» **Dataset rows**
_ _ _

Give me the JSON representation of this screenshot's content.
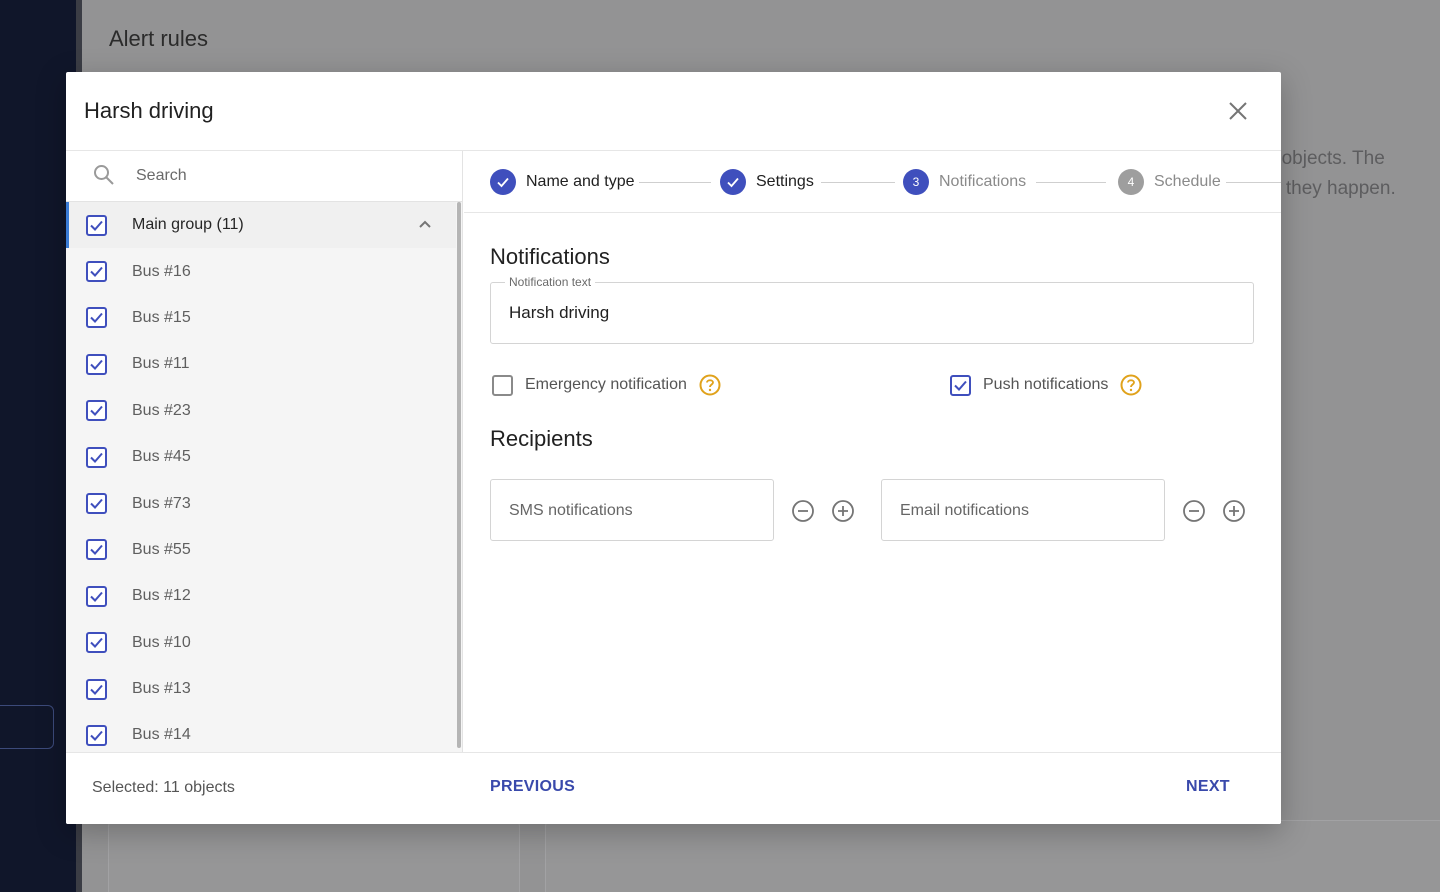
{
  "background": {
    "page_title": "Alert rules",
    "text_line_1": "r objects. The",
    "text_line_2": "e they happen."
  },
  "modal": {
    "title": "Harsh driving",
    "search_placeholder": "Search",
    "group": {
      "label": "Main group (11)",
      "checked": true,
      "expanded": true
    },
    "objects": [
      {
        "label": "Bus #16",
        "checked": true
      },
      {
        "label": "Bus #15",
        "checked": true
      },
      {
        "label": "Bus #11",
        "checked": true
      },
      {
        "label": "Bus #23",
        "checked": true
      },
      {
        "label": "Bus #45",
        "checked": true
      },
      {
        "label": "Bus #73",
        "checked": true
      },
      {
        "label": "Bus #55",
        "checked": true
      },
      {
        "label": "Bus #12",
        "checked": true
      },
      {
        "label": "Bus #10",
        "checked": true
      },
      {
        "label": "Bus #13",
        "checked": true
      },
      {
        "label": "Bus #14",
        "checked": true
      }
    ],
    "steps": [
      {
        "label": "Name and type",
        "state": "done"
      },
      {
        "label": "Settings",
        "state": "done"
      },
      {
        "label": "Notifications",
        "number": "3",
        "state": "active"
      },
      {
        "label": "Schedule",
        "number": "4",
        "state": "pending"
      }
    ],
    "notifications": {
      "heading": "Notifications",
      "text_label": "Notification text",
      "text_value": "Harsh driving",
      "emergency_label": "Emergency notification",
      "emergency_checked": false,
      "push_label": "Push notifications",
      "push_checked": true
    },
    "recipients": {
      "heading": "Recipients",
      "sms_placeholder": "SMS notifications",
      "email_placeholder": "Email notifications"
    },
    "footer": {
      "selected": "Selected: 11 objects",
      "previous": "PREVIOUS",
      "next": "NEXT"
    }
  },
  "colors": {
    "accent": "#3f4fbd",
    "help": "#e0a21b",
    "sidebar": "#10162a"
  }
}
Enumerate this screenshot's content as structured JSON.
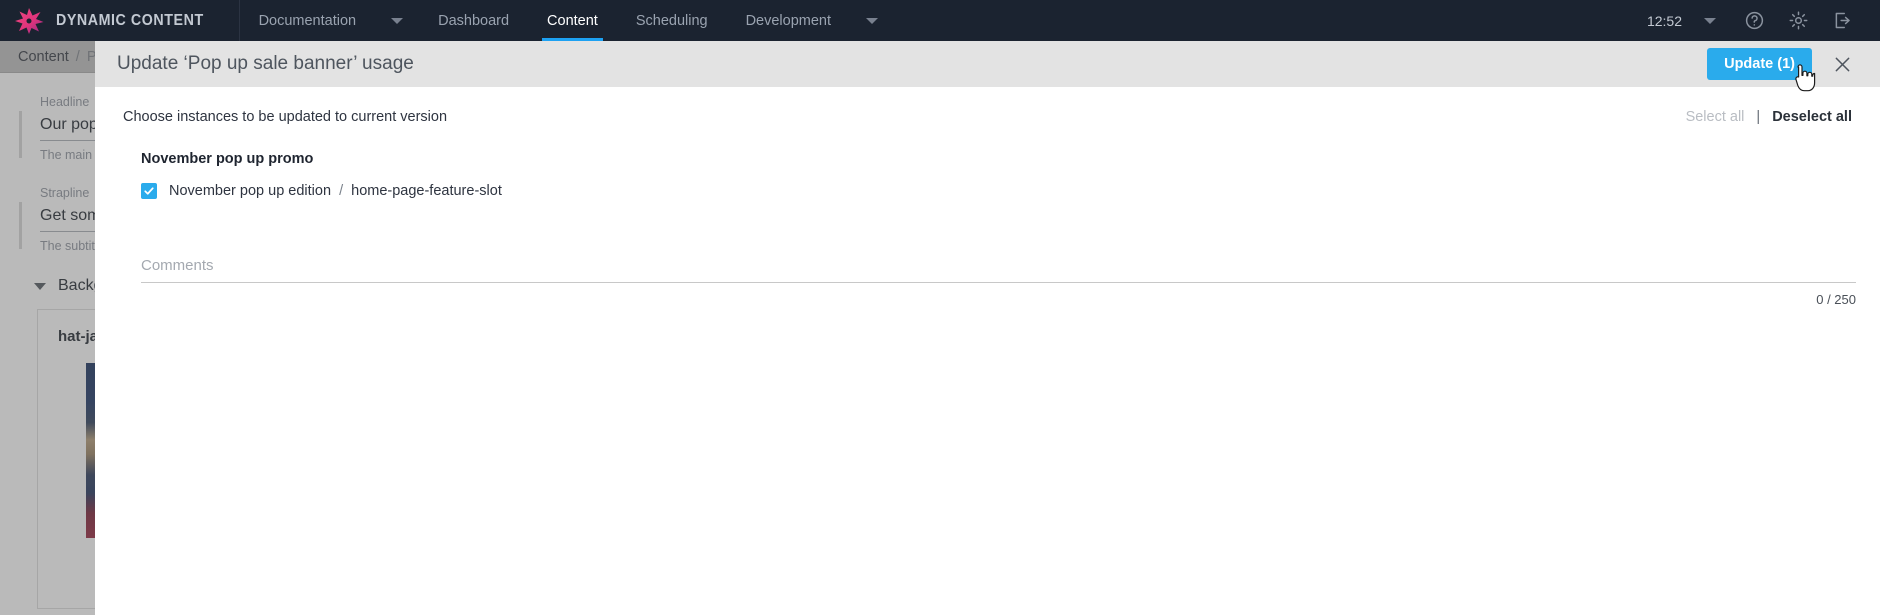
{
  "topnav": {
    "brand": "DYNAMIC CONTENT",
    "logo_icon": "starburst-logo-icon",
    "brand_color": "#e8417f",
    "items": [
      {
        "label": "Documentation",
        "active": false,
        "has_caret": true
      },
      {
        "label": "Dashboard",
        "active": false,
        "has_caret": false
      },
      {
        "label": "Content",
        "active": true,
        "has_caret": false
      },
      {
        "label": "Scheduling",
        "active": false,
        "has_caret": false
      },
      {
        "label": "Development",
        "active": false,
        "has_caret": true
      }
    ],
    "active_underline_color": "#1da1f2",
    "clock": "12:52",
    "right_icons": [
      {
        "name": "user-menu-chevron-icon"
      },
      {
        "name": "help-icon"
      },
      {
        "name": "gear-icon"
      },
      {
        "name": "logout-icon"
      }
    ]
  },
  "background_page": {
    "breadcrumb": {
      "current": "Content",
      "separator": "/",
      "next": "Po"
    },
    "fields": [
      {
        "label": "Headline",
        "value": "Our pop u",
        "hint": "The main t"
      },
      {
        "label": "Strapline",
        "value": "Get some",
        "hint": "The subtitl"
      }
    ],
    "section": {
      "label": "Backg",
      "expanded": true,
      "chevron_icon": "chevron-down-icon"
    },
    "asset": {
      "name": "hat-jac",
      "thumbnail_icon": "image-thumbnail"
    }
  },
  "modal": {
    "title": "Update ‘Pop up sale banner’ usage",
    "update_button": "Update (1)",
    "update_button_color": "#2aabec",
    "close_icon": "close-icon",
    "instruction": "Choose instances to be updated to current version",
    "select_all": "Select all",
    "divider": "|",
    "deselect_all": "Deselect all",
    "groups": [
      {
        "title": "November pop up promo",
        "instances": [
          {
            "checked": true,
            "name": "November pop up edition",
            "separator": "/",
            "slot": "home-page-feature-slot"
          }
        ]
      }
    ],
    "comments": {
      "placeholder": "Comments",
      "value": "",
      "counter": "0 / 250"
    }
  },
  "cursor": {
    "type": "pointer-hand"
  }
}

_ _ _

» **EXERCISE PROMPT**
Transcribe each entry precisely as given, leaving the pictures out.

» **COMPLETE ANSWER**
Give me the JSON representation of this screenshot's content.
{
  "background": {
    "page_title": "Alert rules",
    "text_line_1": "r objects. The",
    "text_line_2": "e they happen."
  },
  "modal": {
    "title": "Harsh driving",
    "search_placeholder": "Search",
    "group": {
      "label": "Main group (11)",
      "checked": true,
      "expanded": true
    },
    "objects": [
      {
        "label": "Bus #16",
        "checked": true
      },
      {
        "label": "Bus #15",
        "checked": true
      },
      {
        "label": "Bus #11",
        "checked": true
      },
      {
        "label": "Bus #23",
        "checked": true
      },
      {
        "label": "Bus #45",
        "checked": true
      },
      {
        "label": "Bus #73",
        "checked": true
      },
      {
        "label": "Bus #55",
        "checked": true
      },
      {
        "label": "Bus #12",
        "checked": true
      },
      {
        "label": "Bus #10",
        "checked": true
      },
      {
        "label": "Bus #13",
        "checked": true
      },
      {
        "label": "Bus #14",
        "checked": true
      }
    ],
    "steps": [
      {
        "label": "Name and type",
        "state": "done"
      },
      {
        "label": "Settings",
        "state": "done"
      },
      {
        "label": "Notifications",
        "number": "3",
        "state": "active"
      },
      {
        "label": "Schedule",
        "number": "4",
        "state": "pending"
      }
    ],
    "notifications": {
      "heading": "Notifications",
      "text_label": "Notification text",
      "text_value": "Harsh driving",
      "emergency_label": "Emergency notification",
      "emergency_checked": false,
      "push_label": "Push notifications",
      "push_checked": true
    },
    "recipients": {
      "heading": "Recipients",
      "sms_placeholder": "SMS notifications",
      "email_placeholder": "Email notifications"
    },
    "footer": {
      "selected": "Selected: 11 objects",
      "previous": "PREVIOUS",
      "next": "NEXT"
    }
  },
  "colors": {
    "accent": "#3f4fbd",
    "help": "#e0a21b",
    "sidebar": "#10162a"
  }
}
Enumerate this screenshot's content as structured JSON.
{
  "topnav": {
    "brand": "DYNAMIC CONTENT",
    "logo_icon": "starburst-logo-icon",
    "brand_color": "#e8417f",
    "items": [
      {
        "label": "Documentation",
        "active": false,
        "has_caret": true
      },
      {
        "label": "Dashboard",
        "active": false,
        "has_caret": false
      },
      {
        "label": "Content",
        "active": true,
        "has_caret": false
      },
      {
        "label": "Scheduling",
        "active": false,
        "has_caret": false
      },
      {
        "label": "Development",
        "active": false,
        "has_caret": true
      }
    ],
    "active_underline_color": "#1da1f2",
    "clock": "12:52",
    "right_icons": [
      {
        "name": "user-menu-chevron-icon"
      },
      {
        "name": "help-icon"
      },
      {
        "name": "gear-icon"
      },
      {
        "name": "logout-icon"
      }
    ]
  },
  "background_page": {
    "breadcrumb": {
      "current": "Content",
      "separator": "/",
      "next": "Po"
    },
    "fields": [
      {
        "label": "Headline",
        "value": "Our pop u",
        "hint": "The main t"
      },
      {
        "label": "Strapline",
        "value": "Get some",
        "hint": "The subtitl"
      }
    ],
    "section": {
      "label": "Backg",
      "expanded": true,
      "chevron_icon": "chevron-down-icon"
    },
    "asset": {
      "name": "hat-jac",
      "thumbnail_icon": "image-thumbnail"
    }
  },
  "modal": {
    "title": "Update ‘Pop up sale banner’ usage",
    "update_button": "Update (1)",
    "update_button_color": "#2aabec",
    "close_icon": "close-icon",
    "instruction": "Choose instances to be updated to current version",
    "select_all": "Select all",
    "divider": "|",
    "deselect_all": "Deselect all",
    "groups": [
      {
        "title": "November pop up promo",
        "instances": [
          {
            "checked": true,
            "name": "November pop up edition",
            "separator": "/",
            "slot": "home-page-feature-slot"
          }
        ]
      }
    ],
    "comments": {
      "placeholder": "Comments",
      "value": "",
      "counter": "0 / 250"
    }
  },
  "cursor": {
    "type": "pointer-hand"
  }
}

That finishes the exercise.